# [SHORT EXERCISE]
Pictures do not belong in the copy. Return all of the entries exactly.

[Collected data entries]
>>>

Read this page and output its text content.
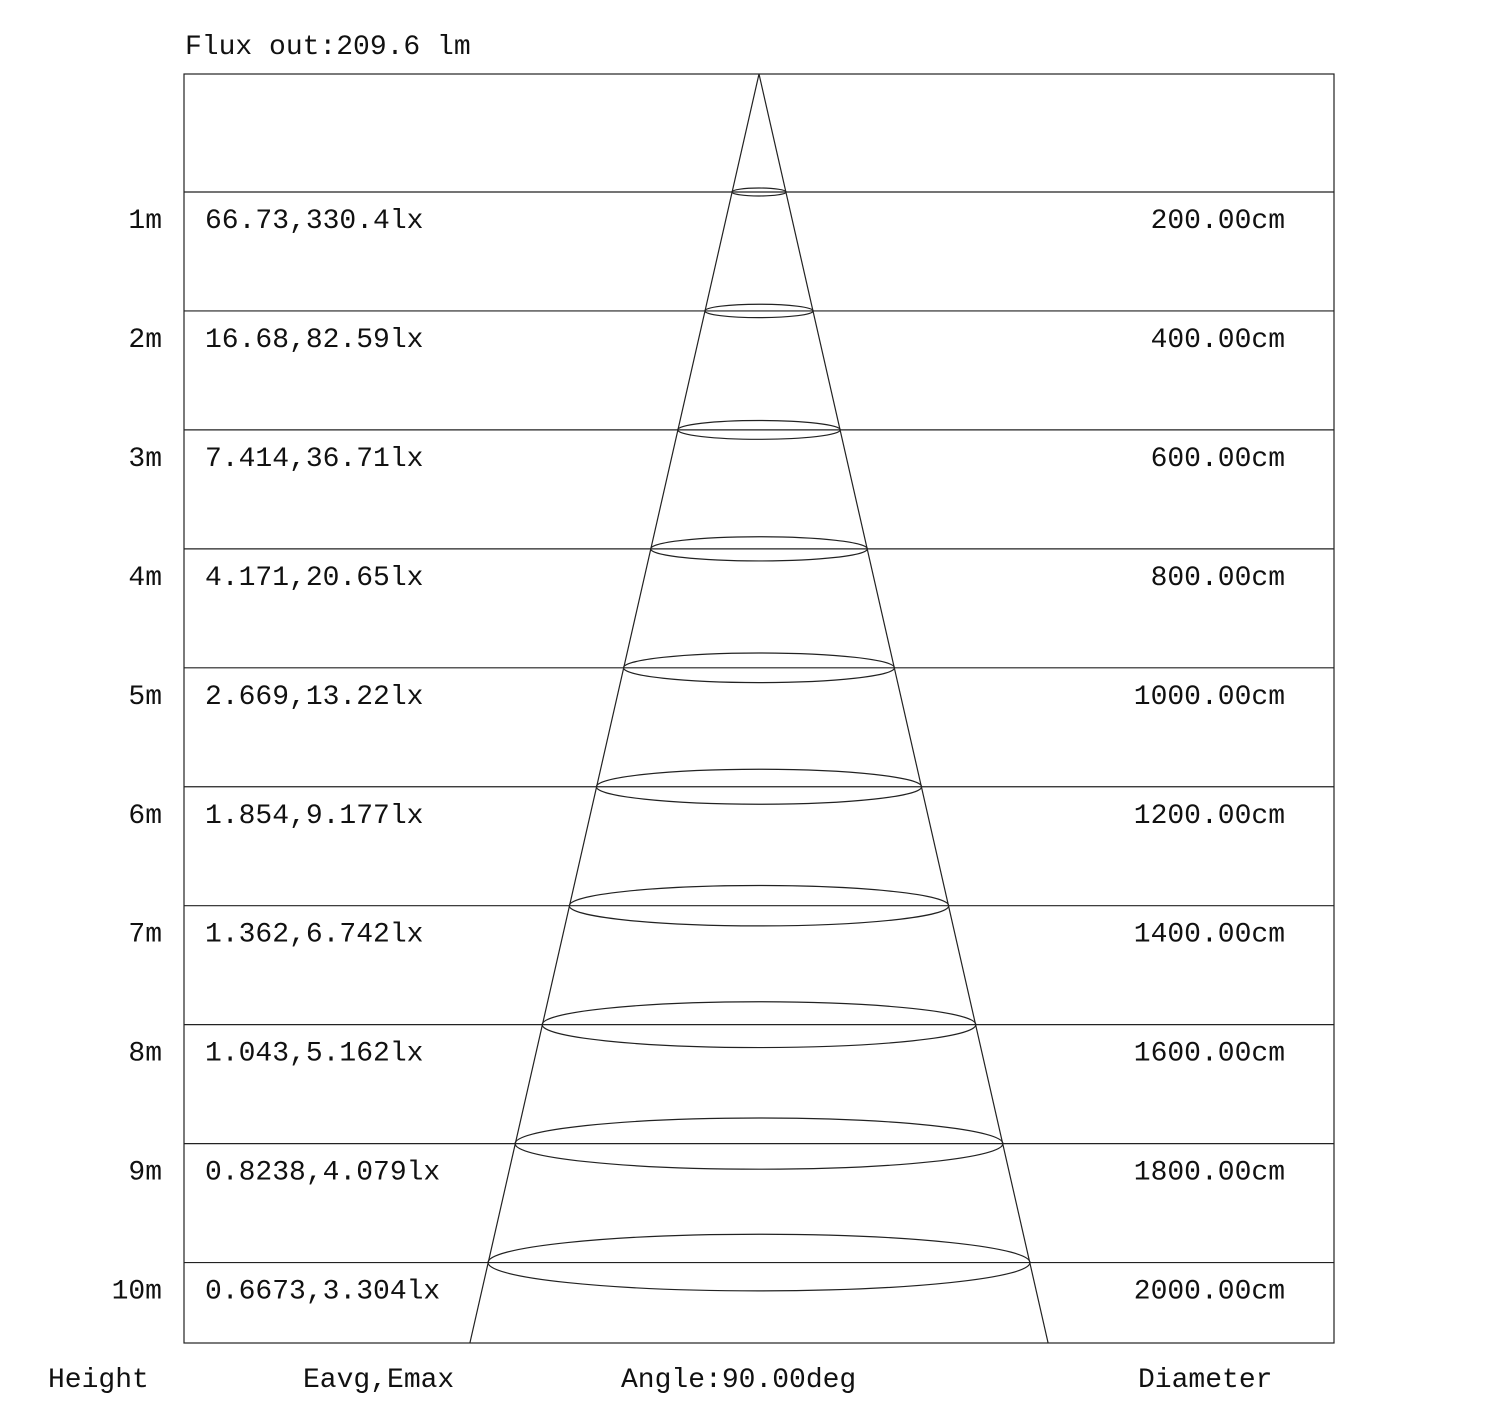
Flux out:209.6 lm
1m 66.73,330.4lx	200.00cm
2m 16.68,82.59lx	400.00cm
3m 7.414,36.71lx	600.00cm
4m 4.171,20.65lx	800.00cm
5m 2.669,13.22lx	1000.00cm
6m 1.854,9.177lx	1200.00cm
7m 1.362,6.742lx	1400.00cm
8m 1.043,5.162lx	1600.00cm
9m 0.8238,4.079lx	1800.00cm
10m 0.6673,3.304lx	2000.00cm
Height	Eavg,Emax	Angle:90.00deg	Diameter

<<<

# [SOLUTION TO THIS PROBLEM]
Read this page and output its text content.
Flux out:209.6 lm
1m 66.73,330.4lx	200.00cm
2m 16.68,82.59lx	400.00cm
3m 7.414,36.71lx	600.00cm
4m 4.171,20.65lx	800.00cm
5m 2.669,13.22lx	1000.00cm
6m 1.854,9.177lx	1200.00cm
7m 1.362,6.742lx	1400.00cm
8m 1.043,5.162lx	1600.00cm
9m 0.8238,4.079lx	1800.00cm
10m 0.6673,3.304lx	2000.00cm
Height	Eavg,Emax	Angle:90.00deg	Diameter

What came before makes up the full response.